Exercise input:

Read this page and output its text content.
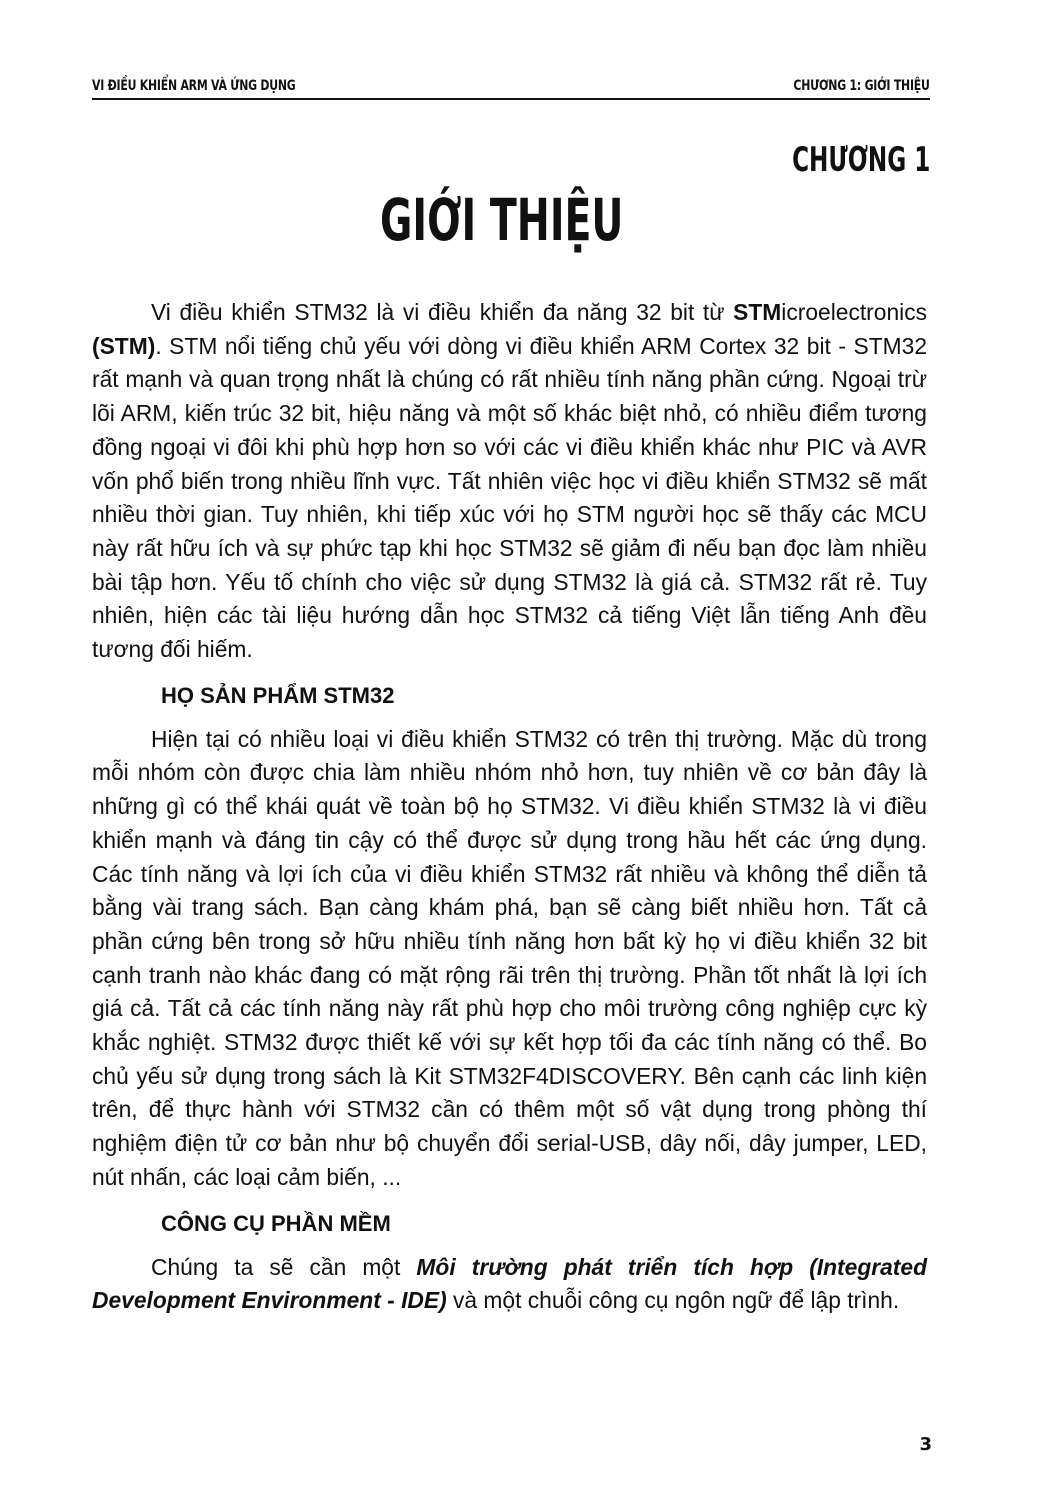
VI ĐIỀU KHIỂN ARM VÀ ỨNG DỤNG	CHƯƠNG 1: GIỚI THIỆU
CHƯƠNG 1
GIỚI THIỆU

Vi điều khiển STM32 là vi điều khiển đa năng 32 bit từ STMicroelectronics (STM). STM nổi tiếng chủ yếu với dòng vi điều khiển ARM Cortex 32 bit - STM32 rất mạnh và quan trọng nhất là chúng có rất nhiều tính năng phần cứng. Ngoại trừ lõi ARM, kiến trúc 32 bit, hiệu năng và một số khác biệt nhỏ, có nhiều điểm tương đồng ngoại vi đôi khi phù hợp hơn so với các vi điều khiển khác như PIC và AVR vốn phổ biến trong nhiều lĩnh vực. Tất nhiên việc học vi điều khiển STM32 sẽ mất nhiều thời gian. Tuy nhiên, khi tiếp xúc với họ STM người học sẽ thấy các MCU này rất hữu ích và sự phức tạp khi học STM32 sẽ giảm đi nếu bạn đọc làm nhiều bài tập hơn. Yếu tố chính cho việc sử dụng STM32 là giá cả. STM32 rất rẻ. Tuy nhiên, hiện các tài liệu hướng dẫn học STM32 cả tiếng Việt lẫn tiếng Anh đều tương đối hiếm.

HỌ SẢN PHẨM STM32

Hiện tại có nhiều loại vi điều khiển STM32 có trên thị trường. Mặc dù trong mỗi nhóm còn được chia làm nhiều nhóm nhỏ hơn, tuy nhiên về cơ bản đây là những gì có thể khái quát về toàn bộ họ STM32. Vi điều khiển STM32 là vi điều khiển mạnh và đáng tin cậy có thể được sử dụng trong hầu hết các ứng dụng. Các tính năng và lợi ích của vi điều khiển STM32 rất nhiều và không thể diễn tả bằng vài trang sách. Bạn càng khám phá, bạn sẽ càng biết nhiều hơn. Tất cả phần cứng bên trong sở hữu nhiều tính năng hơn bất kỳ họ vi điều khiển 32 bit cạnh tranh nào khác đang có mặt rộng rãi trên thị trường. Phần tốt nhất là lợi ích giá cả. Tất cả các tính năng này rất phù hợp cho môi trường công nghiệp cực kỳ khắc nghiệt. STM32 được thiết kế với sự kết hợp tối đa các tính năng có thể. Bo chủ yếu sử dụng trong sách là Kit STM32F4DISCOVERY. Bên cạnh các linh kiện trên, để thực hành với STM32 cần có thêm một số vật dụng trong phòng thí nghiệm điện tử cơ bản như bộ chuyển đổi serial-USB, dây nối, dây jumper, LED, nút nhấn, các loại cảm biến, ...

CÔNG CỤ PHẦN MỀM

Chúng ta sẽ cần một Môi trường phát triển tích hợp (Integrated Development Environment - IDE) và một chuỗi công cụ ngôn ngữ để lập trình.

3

Task objective:
Out of the material above, select every line that holds the string "CHƯƠNG".

Completed task:
VI ĐIỀU KHIỂN ARM VÀ ỨNG DỤNG	CHƯƠNG 1: GIỚI THIỆU
CHƯƠNG 1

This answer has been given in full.